# THE EXERCISE
Would you return the complete listing below word for word?

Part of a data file
········
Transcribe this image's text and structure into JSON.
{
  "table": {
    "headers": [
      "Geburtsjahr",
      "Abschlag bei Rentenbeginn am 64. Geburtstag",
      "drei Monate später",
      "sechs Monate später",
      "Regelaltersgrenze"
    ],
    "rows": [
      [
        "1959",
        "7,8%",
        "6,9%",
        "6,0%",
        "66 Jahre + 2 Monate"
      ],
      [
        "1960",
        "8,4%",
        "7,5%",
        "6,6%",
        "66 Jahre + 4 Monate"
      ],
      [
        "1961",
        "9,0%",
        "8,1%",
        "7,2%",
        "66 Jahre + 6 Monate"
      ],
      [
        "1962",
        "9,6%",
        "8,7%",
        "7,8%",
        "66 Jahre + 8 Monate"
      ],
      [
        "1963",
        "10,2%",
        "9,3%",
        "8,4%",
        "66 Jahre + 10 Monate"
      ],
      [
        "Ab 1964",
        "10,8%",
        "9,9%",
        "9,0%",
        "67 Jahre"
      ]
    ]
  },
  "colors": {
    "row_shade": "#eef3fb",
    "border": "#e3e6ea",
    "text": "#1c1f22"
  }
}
········
# SOLUTION FOR THIS EXERCISE
Transcribe this image's text and structure into JSON.
{
  "table": {
    "headers": [
      "Geburtsjahr",
      "Abschlag bei Rentenbeginn am 64. Geburtstag",
      "drei Monate später",
      "sechs Monate später",
      "Regelaltersgrenze"
    ],
    "rows": [
      [
        "1959",
        "7,8%",
        "6,9%",
        "6,0%",
        "66 Jahre + 2 Monate"
      ],
      [
        "1960",
        "8,4%",
        "7,5%",
        "6,6%",
        "66 Jahre + 4 Monate"
      ],
      [
        "1961",
        "9,0%",
        "8,1%",
        "7,2%",
        "66 Jahre + 6 Monate"
      ],
      [
        "1962",
        "9,6%",
        "8,7%",
        "7,8%",
        "66 Jahre + 8 Monate"
      ],
      [
        "1963",
        "10,2%",
        "9,3%",
        "8,4%",
        "66 Jahre + 10 Monate"
      ],
      [
        "Ab 1964",
        "10,8%",
        "9,9%",
        "9,0%",
        "67 Jahre"
      ]
    ]
  },
  "colors": {
    "row_shade": "#eef3fb",
    "border": "#e3e6ea",
    "text": "#1c1f22"
  }
}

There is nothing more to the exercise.